### WORK TO DO
Copy out every line in the entries below that includes "planned".

Dataset rows about figures:
# # # # #

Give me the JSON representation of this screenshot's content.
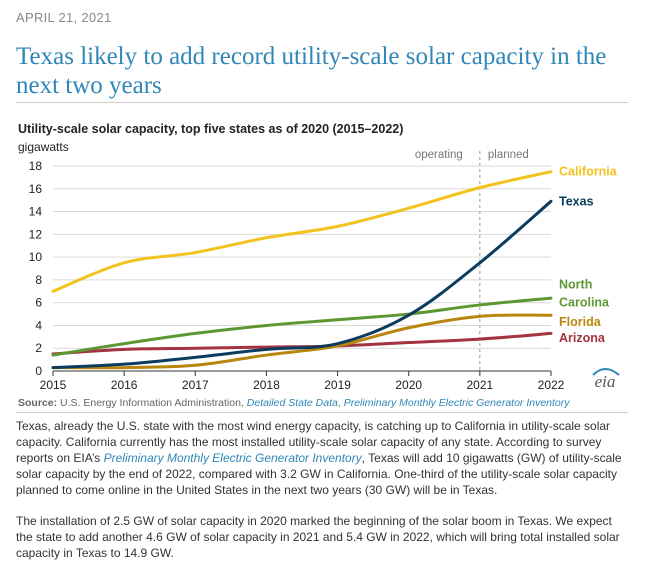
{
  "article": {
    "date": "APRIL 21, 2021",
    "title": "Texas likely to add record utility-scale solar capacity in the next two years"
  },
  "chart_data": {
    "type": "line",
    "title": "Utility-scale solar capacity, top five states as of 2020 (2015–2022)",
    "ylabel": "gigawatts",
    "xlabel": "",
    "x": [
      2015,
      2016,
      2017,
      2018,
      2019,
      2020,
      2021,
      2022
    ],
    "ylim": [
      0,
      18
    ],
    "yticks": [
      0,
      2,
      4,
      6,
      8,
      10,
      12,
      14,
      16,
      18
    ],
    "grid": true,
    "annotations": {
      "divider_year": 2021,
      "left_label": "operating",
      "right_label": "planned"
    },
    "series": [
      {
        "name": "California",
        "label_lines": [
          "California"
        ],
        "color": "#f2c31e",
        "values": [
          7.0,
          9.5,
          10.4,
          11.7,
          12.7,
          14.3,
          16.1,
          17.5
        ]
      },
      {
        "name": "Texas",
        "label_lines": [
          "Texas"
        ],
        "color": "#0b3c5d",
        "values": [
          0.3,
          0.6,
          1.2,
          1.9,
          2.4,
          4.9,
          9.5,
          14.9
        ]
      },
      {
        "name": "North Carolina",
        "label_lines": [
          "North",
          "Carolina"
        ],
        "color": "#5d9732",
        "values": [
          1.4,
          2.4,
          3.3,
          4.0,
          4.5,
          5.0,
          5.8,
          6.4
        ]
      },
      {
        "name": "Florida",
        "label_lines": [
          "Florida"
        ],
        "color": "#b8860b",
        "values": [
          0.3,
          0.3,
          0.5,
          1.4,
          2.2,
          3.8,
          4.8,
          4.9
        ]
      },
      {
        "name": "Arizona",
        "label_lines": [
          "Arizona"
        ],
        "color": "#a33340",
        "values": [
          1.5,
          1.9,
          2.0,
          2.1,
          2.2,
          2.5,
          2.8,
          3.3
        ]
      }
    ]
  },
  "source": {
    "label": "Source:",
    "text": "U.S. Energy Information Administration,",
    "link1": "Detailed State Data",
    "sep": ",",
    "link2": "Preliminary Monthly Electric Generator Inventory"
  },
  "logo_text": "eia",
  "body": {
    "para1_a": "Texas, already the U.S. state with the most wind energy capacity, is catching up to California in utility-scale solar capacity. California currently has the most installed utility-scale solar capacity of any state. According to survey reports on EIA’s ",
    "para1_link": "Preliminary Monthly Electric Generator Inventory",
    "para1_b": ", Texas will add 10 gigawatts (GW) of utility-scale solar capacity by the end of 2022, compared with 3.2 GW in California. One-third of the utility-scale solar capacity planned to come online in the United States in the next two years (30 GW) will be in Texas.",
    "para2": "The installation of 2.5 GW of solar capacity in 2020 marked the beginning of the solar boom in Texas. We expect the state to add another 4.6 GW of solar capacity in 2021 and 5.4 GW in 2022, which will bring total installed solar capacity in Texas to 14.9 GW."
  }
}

# # # # #

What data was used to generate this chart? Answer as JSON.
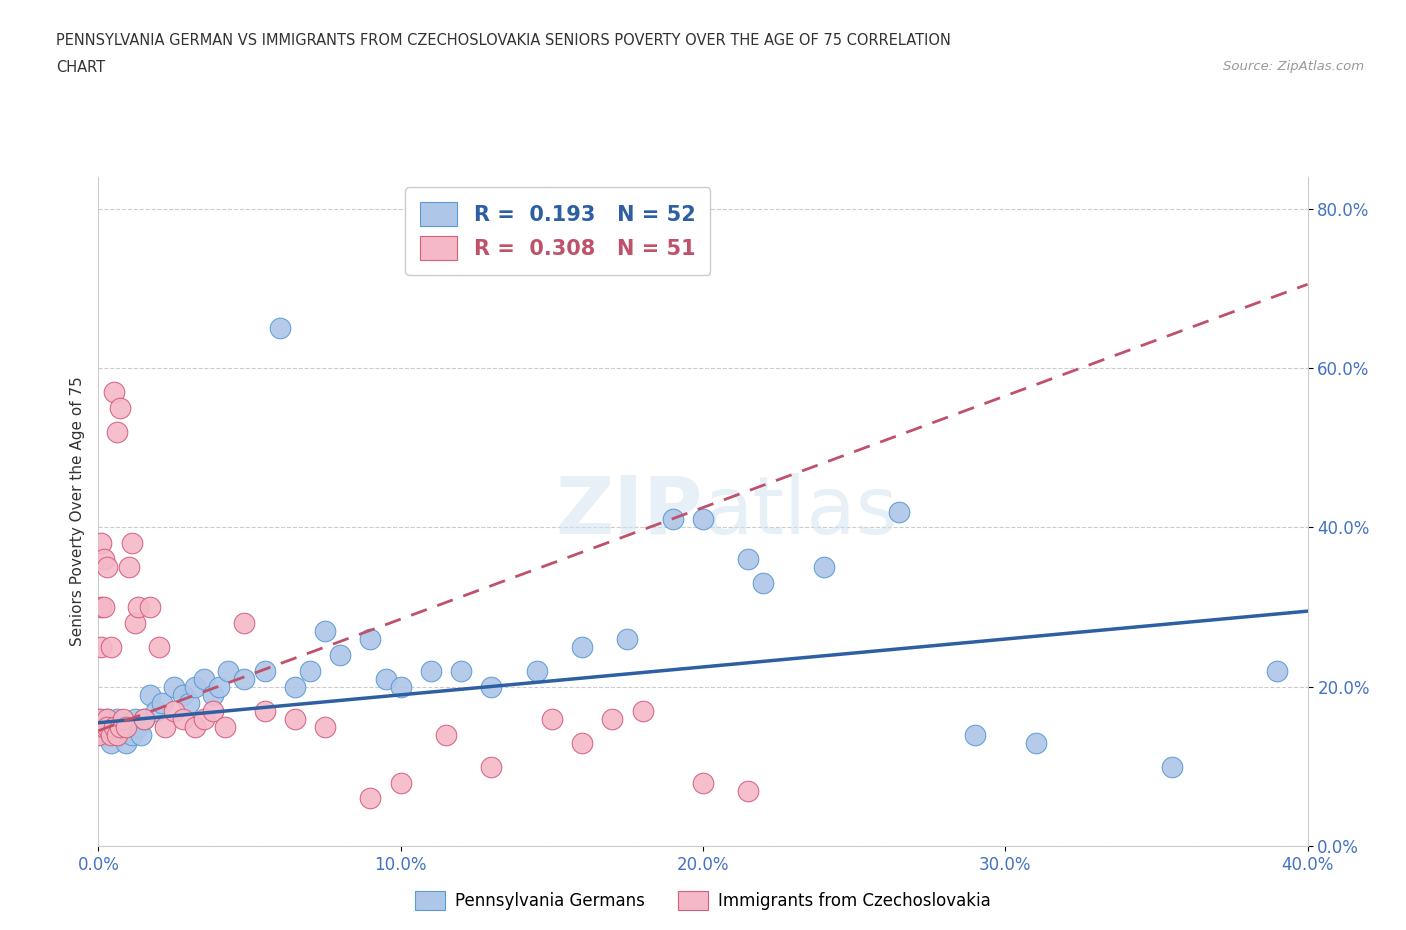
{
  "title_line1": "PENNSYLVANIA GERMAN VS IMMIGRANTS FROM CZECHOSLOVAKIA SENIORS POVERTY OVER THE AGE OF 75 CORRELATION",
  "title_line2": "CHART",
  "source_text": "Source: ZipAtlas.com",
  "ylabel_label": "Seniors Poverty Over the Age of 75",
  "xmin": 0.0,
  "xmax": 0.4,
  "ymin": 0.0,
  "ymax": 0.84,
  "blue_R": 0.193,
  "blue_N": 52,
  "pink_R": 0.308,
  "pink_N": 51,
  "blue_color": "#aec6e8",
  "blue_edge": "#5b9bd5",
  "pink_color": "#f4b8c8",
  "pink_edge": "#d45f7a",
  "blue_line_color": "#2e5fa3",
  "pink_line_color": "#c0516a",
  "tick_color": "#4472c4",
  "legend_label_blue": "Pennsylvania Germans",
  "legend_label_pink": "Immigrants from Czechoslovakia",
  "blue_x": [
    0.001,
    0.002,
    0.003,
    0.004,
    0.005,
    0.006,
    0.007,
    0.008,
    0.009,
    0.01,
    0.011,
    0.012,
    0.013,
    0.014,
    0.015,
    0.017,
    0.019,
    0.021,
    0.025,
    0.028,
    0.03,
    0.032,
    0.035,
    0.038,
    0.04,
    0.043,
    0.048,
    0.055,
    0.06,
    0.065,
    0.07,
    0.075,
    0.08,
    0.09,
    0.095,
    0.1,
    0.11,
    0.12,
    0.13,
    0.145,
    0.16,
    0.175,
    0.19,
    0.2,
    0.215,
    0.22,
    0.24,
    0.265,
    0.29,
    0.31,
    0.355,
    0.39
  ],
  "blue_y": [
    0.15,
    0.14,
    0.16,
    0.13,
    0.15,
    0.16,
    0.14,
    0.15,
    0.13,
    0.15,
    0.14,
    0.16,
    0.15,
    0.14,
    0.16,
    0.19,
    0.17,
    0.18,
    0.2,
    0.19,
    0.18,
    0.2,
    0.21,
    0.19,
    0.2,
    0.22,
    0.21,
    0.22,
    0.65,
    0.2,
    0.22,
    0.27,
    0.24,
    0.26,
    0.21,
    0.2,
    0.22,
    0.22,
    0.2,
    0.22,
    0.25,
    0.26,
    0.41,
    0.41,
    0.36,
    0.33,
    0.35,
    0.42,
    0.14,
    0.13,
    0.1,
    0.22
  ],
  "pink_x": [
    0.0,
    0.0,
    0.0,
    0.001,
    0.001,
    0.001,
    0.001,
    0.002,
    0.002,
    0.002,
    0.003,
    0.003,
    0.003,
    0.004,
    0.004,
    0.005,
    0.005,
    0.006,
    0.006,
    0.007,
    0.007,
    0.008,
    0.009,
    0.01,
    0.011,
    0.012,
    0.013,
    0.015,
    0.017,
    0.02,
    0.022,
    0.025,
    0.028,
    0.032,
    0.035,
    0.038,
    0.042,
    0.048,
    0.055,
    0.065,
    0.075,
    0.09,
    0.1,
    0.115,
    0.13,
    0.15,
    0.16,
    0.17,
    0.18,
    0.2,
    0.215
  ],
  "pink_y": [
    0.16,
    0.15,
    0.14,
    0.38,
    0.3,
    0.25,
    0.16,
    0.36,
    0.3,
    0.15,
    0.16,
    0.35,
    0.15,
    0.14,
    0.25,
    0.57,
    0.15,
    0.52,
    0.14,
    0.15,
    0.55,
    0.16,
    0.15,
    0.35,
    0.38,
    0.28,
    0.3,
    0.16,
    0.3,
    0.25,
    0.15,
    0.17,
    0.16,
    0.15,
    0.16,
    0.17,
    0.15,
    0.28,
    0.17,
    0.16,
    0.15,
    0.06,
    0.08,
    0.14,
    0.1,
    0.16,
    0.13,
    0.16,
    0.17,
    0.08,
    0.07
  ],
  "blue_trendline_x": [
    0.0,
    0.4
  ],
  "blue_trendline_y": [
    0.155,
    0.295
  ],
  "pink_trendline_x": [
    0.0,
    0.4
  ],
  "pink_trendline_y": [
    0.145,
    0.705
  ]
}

# # # # #

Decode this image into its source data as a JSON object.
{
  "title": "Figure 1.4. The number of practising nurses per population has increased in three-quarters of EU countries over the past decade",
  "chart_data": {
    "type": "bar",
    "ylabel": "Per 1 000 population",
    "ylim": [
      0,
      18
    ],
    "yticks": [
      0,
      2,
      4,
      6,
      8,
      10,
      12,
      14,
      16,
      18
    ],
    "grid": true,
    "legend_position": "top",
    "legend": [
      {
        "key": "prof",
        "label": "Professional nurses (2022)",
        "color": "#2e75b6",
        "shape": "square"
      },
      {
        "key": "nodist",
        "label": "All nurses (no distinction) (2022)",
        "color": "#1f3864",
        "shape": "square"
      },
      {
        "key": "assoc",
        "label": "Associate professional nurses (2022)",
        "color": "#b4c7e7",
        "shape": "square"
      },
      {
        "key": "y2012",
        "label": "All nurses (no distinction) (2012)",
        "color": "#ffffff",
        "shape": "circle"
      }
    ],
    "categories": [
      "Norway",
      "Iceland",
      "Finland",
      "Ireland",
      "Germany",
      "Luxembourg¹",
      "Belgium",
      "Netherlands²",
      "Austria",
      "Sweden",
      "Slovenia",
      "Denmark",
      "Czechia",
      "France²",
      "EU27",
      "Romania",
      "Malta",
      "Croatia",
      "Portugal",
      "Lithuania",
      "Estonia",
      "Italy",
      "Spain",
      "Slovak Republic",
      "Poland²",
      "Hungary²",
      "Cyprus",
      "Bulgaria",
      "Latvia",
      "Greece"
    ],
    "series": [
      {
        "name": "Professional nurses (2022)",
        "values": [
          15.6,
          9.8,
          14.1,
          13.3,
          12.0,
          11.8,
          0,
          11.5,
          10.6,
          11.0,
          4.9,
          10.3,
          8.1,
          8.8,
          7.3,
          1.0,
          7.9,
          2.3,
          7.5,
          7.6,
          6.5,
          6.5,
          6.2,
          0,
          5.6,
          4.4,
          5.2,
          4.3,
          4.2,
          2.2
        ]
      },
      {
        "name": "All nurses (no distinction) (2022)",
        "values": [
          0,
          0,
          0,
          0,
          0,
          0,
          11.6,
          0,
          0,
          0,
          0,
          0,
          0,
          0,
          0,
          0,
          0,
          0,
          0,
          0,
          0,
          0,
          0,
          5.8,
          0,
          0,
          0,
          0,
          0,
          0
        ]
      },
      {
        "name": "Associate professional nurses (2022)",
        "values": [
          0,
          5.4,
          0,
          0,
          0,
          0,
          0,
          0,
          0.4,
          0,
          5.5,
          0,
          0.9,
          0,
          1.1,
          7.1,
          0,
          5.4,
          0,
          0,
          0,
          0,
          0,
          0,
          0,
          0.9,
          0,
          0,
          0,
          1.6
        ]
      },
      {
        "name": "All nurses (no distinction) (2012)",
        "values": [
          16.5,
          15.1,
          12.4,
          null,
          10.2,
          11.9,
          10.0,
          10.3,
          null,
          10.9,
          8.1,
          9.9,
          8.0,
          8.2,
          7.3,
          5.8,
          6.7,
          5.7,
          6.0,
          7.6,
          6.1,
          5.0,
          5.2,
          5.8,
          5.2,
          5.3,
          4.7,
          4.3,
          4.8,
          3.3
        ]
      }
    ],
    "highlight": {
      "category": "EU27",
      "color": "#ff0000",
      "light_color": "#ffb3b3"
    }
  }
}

# # # # #

### TASK ANSWER
      "right_label": "planned"
    "para1_b": ", Texas will add 10 gigawatts (GW) of utility-scale solar capacity by the end of 2022, compared with 3.2 GW in California. One-third of the utility-scale solar capacity planned to come online in the United States in the next two years (30 GW) will be in Texas.",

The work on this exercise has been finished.